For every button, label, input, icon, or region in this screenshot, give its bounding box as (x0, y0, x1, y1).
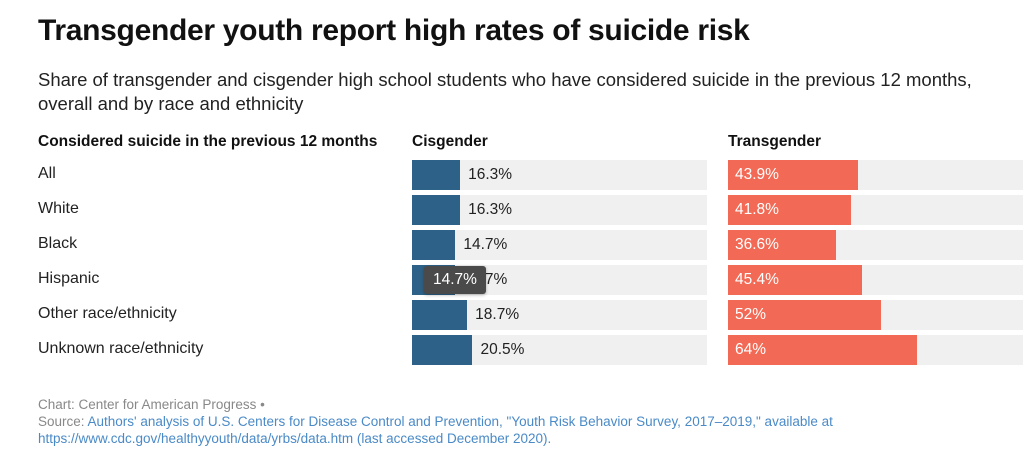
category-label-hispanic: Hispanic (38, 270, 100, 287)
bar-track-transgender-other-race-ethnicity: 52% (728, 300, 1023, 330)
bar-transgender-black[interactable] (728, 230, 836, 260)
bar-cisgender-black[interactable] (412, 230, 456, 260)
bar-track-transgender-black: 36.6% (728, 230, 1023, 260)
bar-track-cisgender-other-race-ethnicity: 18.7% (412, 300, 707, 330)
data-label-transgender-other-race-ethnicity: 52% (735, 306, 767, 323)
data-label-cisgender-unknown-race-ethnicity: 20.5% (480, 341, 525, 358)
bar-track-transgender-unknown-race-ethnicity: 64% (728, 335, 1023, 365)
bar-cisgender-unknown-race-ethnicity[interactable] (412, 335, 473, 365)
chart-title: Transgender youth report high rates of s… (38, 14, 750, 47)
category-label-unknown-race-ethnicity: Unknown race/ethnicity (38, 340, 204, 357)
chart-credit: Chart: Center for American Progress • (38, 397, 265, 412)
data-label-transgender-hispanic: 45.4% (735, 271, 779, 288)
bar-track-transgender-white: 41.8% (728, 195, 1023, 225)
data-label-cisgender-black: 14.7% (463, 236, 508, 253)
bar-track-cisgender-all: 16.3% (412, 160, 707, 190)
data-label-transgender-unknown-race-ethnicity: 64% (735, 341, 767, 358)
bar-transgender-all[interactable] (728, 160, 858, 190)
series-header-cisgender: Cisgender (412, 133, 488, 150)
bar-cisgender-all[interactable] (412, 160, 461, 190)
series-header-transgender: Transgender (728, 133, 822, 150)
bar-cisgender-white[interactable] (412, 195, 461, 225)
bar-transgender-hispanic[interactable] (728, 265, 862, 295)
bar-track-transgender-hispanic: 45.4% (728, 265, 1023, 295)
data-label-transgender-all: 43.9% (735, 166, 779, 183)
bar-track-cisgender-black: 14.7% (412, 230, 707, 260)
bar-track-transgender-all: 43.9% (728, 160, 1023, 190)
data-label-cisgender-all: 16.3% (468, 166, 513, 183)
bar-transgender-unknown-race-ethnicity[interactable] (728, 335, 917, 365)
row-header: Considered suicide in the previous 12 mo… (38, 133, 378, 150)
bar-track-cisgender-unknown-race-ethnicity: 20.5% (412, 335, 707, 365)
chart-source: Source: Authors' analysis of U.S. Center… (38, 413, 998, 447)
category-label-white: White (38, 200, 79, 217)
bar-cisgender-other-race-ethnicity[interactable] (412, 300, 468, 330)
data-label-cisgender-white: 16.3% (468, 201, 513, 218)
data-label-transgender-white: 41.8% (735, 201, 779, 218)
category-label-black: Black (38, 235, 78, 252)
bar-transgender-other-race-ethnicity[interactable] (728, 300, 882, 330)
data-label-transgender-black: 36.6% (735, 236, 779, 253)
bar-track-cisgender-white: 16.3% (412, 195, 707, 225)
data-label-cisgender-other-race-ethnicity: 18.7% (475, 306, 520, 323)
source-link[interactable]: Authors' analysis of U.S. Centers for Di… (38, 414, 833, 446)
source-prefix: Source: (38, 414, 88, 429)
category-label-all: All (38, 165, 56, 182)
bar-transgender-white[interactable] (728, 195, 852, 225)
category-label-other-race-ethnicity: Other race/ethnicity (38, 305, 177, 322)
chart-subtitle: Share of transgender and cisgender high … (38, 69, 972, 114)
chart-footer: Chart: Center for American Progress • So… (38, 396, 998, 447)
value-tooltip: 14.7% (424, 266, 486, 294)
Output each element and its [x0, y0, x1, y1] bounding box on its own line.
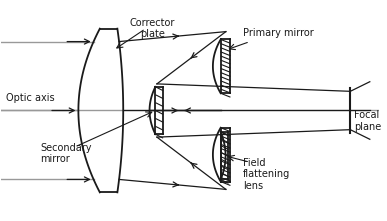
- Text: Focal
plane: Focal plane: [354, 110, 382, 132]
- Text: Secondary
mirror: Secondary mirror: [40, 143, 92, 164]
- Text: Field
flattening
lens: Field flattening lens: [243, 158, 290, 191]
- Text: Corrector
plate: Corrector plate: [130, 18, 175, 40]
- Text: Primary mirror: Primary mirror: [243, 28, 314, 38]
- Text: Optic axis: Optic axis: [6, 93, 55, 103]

☆ ☆ ☆ ☆ ☆ ☆ ☆

Written task: In the first item above, copy out word for word every line from the one containing "category-label-hispanic: Hispanic (38, 270, 100, 287)" up to and including the one containing "300, 707, 330)".

Correct output:
category-label-hispanic: Hispanic (38, 270, 100, 287)
bar-track-transgender-other-race-ethnicity: 52% (728, 300, 1023, 330)
bar-transgender-black[interactable] (728, 230, 836, 260)
bar-cisgender-black[interactable] (412, 230, 456, 260)
bar-track-transgender-black: 36.6% (728, 230, 1023, 260)
bar-track-cisgender-other-race-ethnicity: 18.7% (412, 300, 707, 330)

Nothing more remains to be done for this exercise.